How many of the lines below contain "Transfers"? Answer with that number alone.

[Records from a data source]
§

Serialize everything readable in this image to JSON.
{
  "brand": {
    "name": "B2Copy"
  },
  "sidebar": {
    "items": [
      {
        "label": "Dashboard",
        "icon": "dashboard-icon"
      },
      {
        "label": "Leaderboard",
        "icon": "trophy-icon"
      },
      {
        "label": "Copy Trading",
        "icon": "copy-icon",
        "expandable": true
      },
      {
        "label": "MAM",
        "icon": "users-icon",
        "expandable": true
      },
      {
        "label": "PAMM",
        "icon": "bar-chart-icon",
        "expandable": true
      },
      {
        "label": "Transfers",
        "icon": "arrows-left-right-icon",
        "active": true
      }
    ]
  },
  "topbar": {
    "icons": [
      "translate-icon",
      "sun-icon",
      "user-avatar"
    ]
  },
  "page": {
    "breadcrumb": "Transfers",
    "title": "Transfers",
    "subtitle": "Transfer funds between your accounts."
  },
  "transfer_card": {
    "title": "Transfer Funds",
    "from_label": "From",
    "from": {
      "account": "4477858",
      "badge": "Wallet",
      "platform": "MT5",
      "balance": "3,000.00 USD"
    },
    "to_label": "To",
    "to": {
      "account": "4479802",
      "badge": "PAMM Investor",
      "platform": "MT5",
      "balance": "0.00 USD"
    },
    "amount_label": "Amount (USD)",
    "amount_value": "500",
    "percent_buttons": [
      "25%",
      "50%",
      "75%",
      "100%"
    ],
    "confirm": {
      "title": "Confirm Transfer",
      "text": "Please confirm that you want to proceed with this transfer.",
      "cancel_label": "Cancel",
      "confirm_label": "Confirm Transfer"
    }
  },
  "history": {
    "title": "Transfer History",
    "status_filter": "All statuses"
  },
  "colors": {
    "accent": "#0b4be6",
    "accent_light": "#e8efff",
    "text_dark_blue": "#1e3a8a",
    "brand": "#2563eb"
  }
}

§

## REPLY
3